==== RECORDS FOR THE EXERCISE

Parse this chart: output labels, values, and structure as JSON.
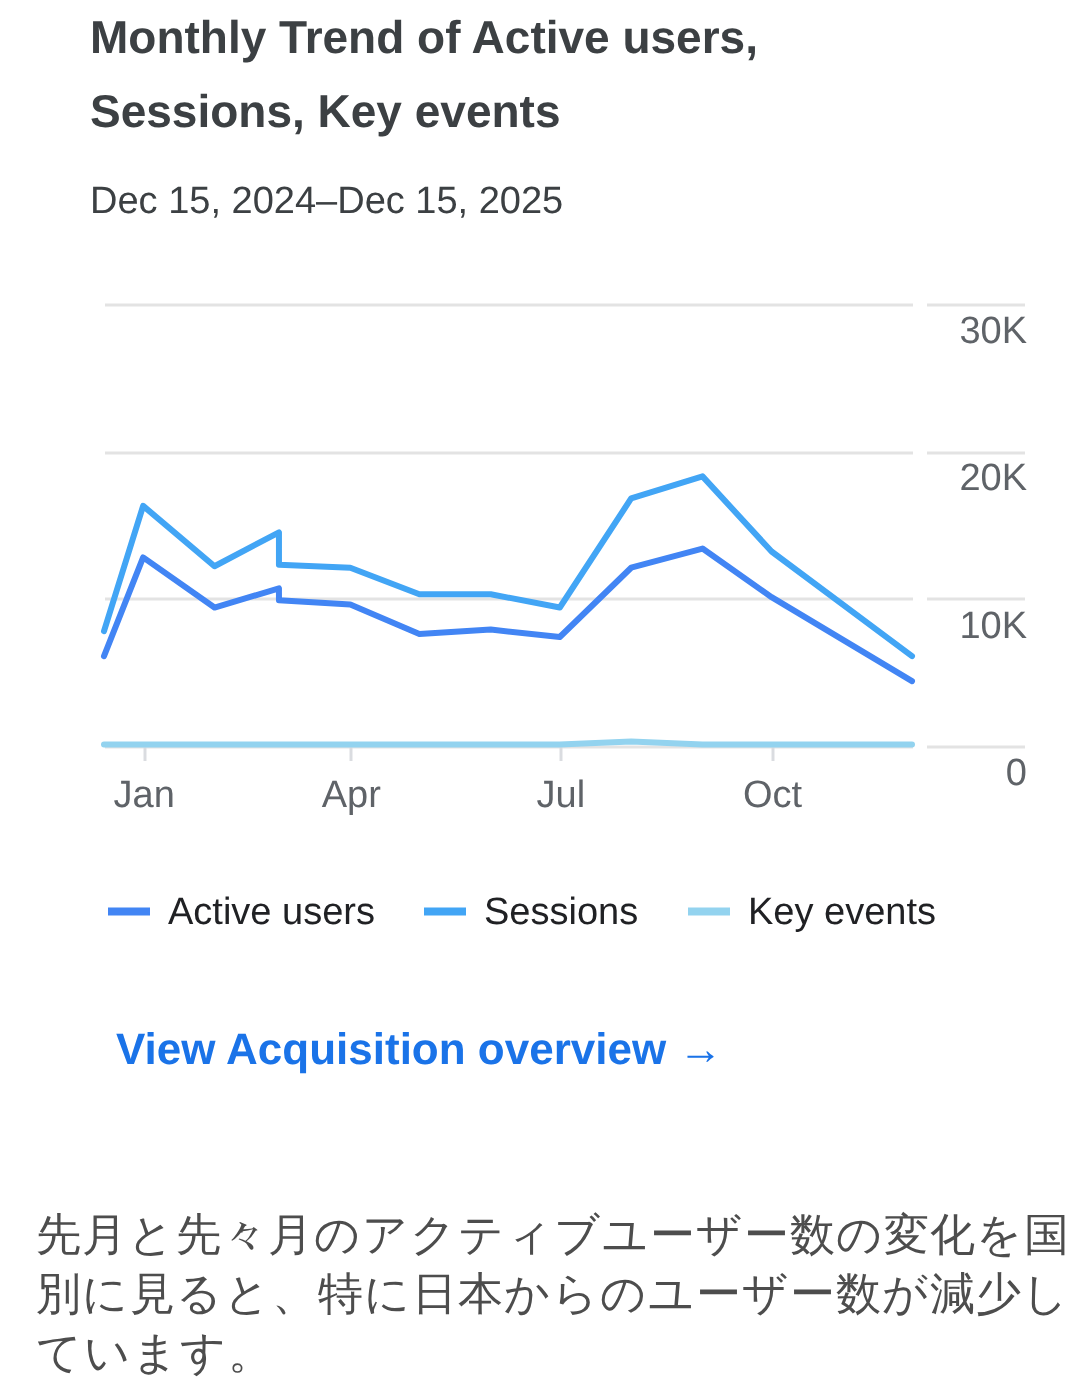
{
  "chart_data": {
    "type": "line",
    "title": "Monthly Trend of Active users, Sessions, Key events",
    "subtitle": "Dec 15, 2024–Dec 15, 2025",
    "x": [
      "2024-12-15",
      "2025-01-01",
      "2025-02-01",
      "2025-03-01",
      "2025-03-01",
      "2025-04-01",
      "2025-05-01",
      "2025-06-01",
      "2025-07-01",
      "2025-08-01",
      "2025-09-01",
      "2025-10-01",
      "2025-12-01"
    ],
    "series": [
      {
        "name": "Active users",
        "color": "#4285f4",
        "values": [
          6100,
          12800,
          9400,
          10700,
          9900,
          9600,
          7600,
          7900,
          7400,
          12100,
          13400,
          10100,
          4400
        ]
      },
      {
        "name": "Sessions",
        "color": "#42a5f5",
        "values": [
          7800,
          16300,
          12200,
          14500,
          12300,
          12100,
          10300,
          10300,
          9400,
          16800,
          18300,
          13200,
          6100
        ]
      },
      {
        "name": "Key events",
        "color": "#93d3ef",
        "values": [
          100,
          100,
          100,
          100,
          100,
          100,
          100,
          100,
          100,
          300,
          100,
          100,
          100
        ]
      }
    ],
    "xlim": [
      "2024-12-15",
      "2025-12-01"
    ],
    "xticks": [
      {
        "value": "2025-01-01",
        "label": "Jan"
      },
      {
        "value": "2025-04-01",
        "label": "Apr"
      },
      {
        "value": "2025-07-01",
        "label": "Jul"
      },
      {
        "value": "2025-10-01",
        "label": "Oct"
      }
    ],
    "ylim": [
      0,
      30000
    ],
    "yticks": [
      0,
      {
        "value": 10000,
        "label": "10K"
      },
      {
        "value": 20000,
        "label": "20K"
      },
      {
        "value": 30000,
        "label": "30K"
      }
    ],
    "grid": "y",
    "legend": "bottom",
    "line_style": "solid",
    "annotations": [
      "View Acquisition overview →",
      "先月と先々月のアクティブユーザー数の変化を国別に見ると、特に日本からのユーザー数が減少しています。"
    ]
  }
}
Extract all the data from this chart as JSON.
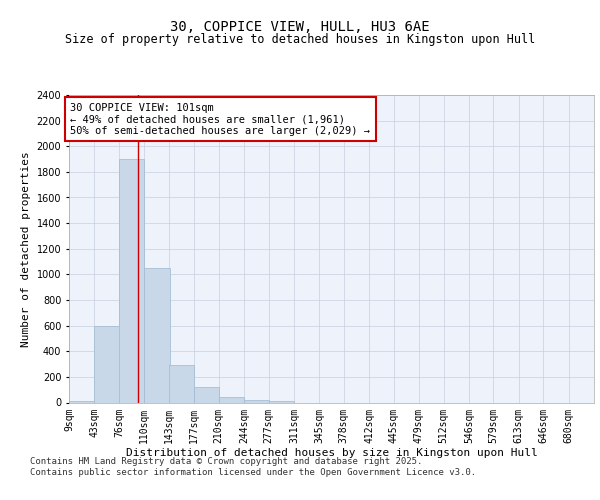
{
  "title1": "30, COPPICE VIEW, HULL, HU3 6AE",
  "title2": "Size of property relative to detached houses in Kingston upon Hull",
  "xlabel": "Distribution of detached houses by size in Kingston upon Hull",
  "ylabel": "Number of detached properties",
  "categories": [
    "9sqm",
    "43sqm",
    "76sqm",
    "110sqm",
    "143sqm",
    "177sqm",
    "210sqm",
    "244sqm",
    "277sqm",
    "311sqm",
    "345sqm",
    "378sqm",
    "412sqm",
    "445sqm",
    "479sqm",
    "512sqm",
    "546sqm",
    "579sqm",
    "613sqm",
    "646sqm",
    "680sqm"
  ],
  "bin_edges": [
    9,
    43,
    76,
    110,
    143,
    177,
    210,
    244,
    277,
    311,
    345,
    378,
    412,
    445,
    479,
    512,
    546,
    579,
    613,
    646,
    680
  ],
  "bin_width": 34,
  "values": [
    15,
    600,
    1900,
    1050,
    290,
    120,
    40,
    20,
    10,
    0,
    0,
    0,
    0,
    0,
    0,
    0,
    0,
    0,
    0,
    0,
    0
  ],
  "bar_color": "#c8d8e8",
  "bar_edge_color": "#a0b8d0",
  "vline_x": 101,
  "vline_color": "#cc0000",
  "ylim": [
    0,
    2400
  ],
  "yticks": [
    0,
    200,
    400,
    600,
    800,
    1000,
    1200,
    1400,
    1600,
    1800,
    2000,
    2200,
    2400
  ],
  "annotation_text": "30 COPPICE VIEW: 101sqm\n← 49% of detached houses are smaller (1,961)\n50% of semi-detached houses are larger (2,029) →",
  "annotation_box_color": "#cc0000",
  "bg_color": "#eef2fa",
  "footer_text": "Contains HM Land Registry data © Crown copyright and database right 2025.\nContains public sector information licensed under the Open Government Licence v3.0.",
  "grid_color": "#c8d0e0",
  "title1_fontsize": 10,
  "title2_fontsize": 8.5,
  "xlabel_fontsize": 8,
  "ylabel_fontsize": 8,
  "tick_fontsize": 7,
  "annotation_fontsize": 7.5,
  "footer_fontsize": 6.5
}
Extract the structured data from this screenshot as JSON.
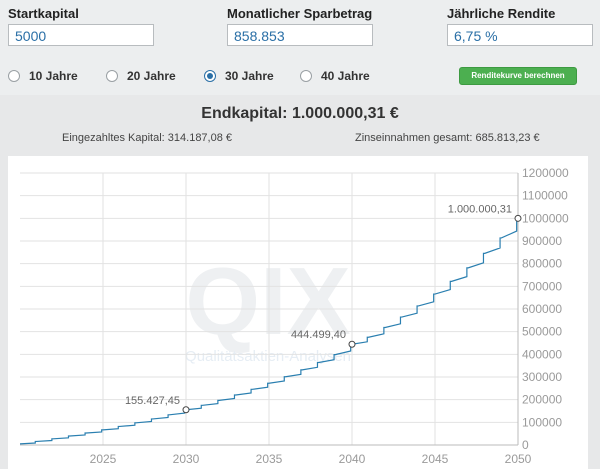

========

§ **GOAL**:
Select all lines with the word "users" from the entries above.

§ **FINISHED TASK**:
    "title": "Monthly Trend of Active users, Sessions, Key events",
        "name": "Active users",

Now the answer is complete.